PROBLEM TO WORK ON =>
Give the count of lines containing the string "content", with no other output.

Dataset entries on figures
_ _ _ _ _ _ _
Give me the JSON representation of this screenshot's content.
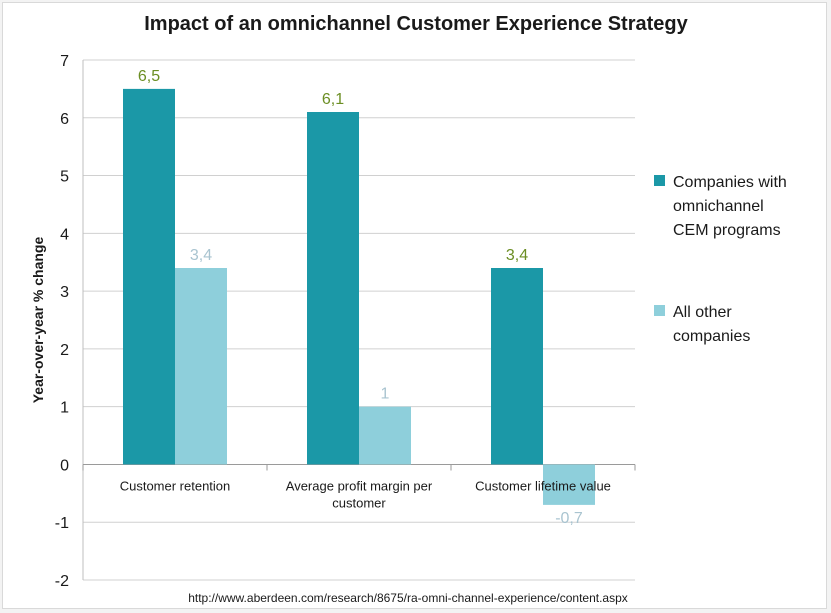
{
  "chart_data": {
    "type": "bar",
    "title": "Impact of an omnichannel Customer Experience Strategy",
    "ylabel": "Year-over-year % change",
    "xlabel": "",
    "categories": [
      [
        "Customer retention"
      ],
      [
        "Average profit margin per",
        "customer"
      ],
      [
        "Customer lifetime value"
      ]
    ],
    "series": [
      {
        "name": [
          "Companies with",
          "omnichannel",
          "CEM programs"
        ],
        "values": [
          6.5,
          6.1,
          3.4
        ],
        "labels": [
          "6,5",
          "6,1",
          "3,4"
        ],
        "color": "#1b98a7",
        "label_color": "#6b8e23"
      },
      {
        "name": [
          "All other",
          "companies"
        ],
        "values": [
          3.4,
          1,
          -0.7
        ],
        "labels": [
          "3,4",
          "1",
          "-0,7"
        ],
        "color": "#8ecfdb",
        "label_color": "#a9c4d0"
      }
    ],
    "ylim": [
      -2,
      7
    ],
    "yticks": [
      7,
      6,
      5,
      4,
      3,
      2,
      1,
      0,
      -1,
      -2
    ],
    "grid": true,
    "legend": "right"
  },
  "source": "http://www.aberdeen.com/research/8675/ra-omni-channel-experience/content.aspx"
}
_ _ _ _ _ _ _
PROBLEM SOLUTION =>
2